**EXERCISE REQUIREMENTS**
Pull out from the material below all lines with "time".

**RECORDS SUPPLIED**
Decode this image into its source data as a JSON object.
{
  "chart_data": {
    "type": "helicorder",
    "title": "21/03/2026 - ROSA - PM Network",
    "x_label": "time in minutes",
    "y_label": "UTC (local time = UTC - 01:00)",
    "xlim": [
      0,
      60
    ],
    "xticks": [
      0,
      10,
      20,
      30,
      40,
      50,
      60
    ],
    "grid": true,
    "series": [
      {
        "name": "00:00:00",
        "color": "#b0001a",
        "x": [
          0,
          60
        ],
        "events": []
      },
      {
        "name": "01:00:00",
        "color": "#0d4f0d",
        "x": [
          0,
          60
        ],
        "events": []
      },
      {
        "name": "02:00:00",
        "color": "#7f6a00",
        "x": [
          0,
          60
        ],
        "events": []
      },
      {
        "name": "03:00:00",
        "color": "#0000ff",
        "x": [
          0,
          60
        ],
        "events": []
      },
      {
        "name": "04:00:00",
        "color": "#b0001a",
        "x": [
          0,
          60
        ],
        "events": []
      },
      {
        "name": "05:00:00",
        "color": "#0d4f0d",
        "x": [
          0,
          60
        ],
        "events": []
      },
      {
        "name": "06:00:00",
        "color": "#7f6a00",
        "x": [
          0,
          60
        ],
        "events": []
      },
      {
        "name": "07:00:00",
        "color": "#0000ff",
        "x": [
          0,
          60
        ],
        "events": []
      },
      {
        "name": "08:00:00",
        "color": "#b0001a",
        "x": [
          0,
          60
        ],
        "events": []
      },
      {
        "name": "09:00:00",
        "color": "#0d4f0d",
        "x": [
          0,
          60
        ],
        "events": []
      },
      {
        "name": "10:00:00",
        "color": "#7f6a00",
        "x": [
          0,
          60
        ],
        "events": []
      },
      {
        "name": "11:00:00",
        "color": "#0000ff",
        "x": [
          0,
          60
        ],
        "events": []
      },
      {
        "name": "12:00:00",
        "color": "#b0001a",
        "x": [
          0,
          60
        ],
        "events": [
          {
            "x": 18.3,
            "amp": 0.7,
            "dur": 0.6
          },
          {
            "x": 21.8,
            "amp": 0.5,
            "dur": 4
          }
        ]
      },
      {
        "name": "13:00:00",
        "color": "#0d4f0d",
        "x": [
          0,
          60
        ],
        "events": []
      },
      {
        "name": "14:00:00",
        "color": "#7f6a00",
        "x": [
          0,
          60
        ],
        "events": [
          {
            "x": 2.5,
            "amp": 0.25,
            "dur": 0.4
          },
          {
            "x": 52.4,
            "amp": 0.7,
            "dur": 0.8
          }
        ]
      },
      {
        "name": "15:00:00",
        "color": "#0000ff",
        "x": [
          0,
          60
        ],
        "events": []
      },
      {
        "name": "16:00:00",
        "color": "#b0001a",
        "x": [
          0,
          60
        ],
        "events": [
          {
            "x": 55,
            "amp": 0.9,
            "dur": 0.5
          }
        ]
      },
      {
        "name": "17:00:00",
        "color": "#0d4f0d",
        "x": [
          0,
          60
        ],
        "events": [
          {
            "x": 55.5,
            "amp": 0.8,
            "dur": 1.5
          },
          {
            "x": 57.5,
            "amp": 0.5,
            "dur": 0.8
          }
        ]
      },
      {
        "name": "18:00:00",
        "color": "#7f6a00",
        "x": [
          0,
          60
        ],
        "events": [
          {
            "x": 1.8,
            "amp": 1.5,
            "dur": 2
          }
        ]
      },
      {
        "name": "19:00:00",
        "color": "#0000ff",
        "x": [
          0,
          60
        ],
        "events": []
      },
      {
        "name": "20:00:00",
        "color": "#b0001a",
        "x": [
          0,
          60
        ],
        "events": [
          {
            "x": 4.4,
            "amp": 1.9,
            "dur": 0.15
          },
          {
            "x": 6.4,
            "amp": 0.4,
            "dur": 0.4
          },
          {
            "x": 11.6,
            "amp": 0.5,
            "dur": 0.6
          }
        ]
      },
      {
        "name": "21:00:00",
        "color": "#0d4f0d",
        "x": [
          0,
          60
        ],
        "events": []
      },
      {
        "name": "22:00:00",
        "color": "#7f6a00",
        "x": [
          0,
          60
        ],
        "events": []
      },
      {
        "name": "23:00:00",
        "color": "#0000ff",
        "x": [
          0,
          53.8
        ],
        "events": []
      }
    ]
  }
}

**COMPLETE RESPONSE**
    "x_label": "time in minutes",
    "y_label": "UTC (local time = UTC - 01:00)",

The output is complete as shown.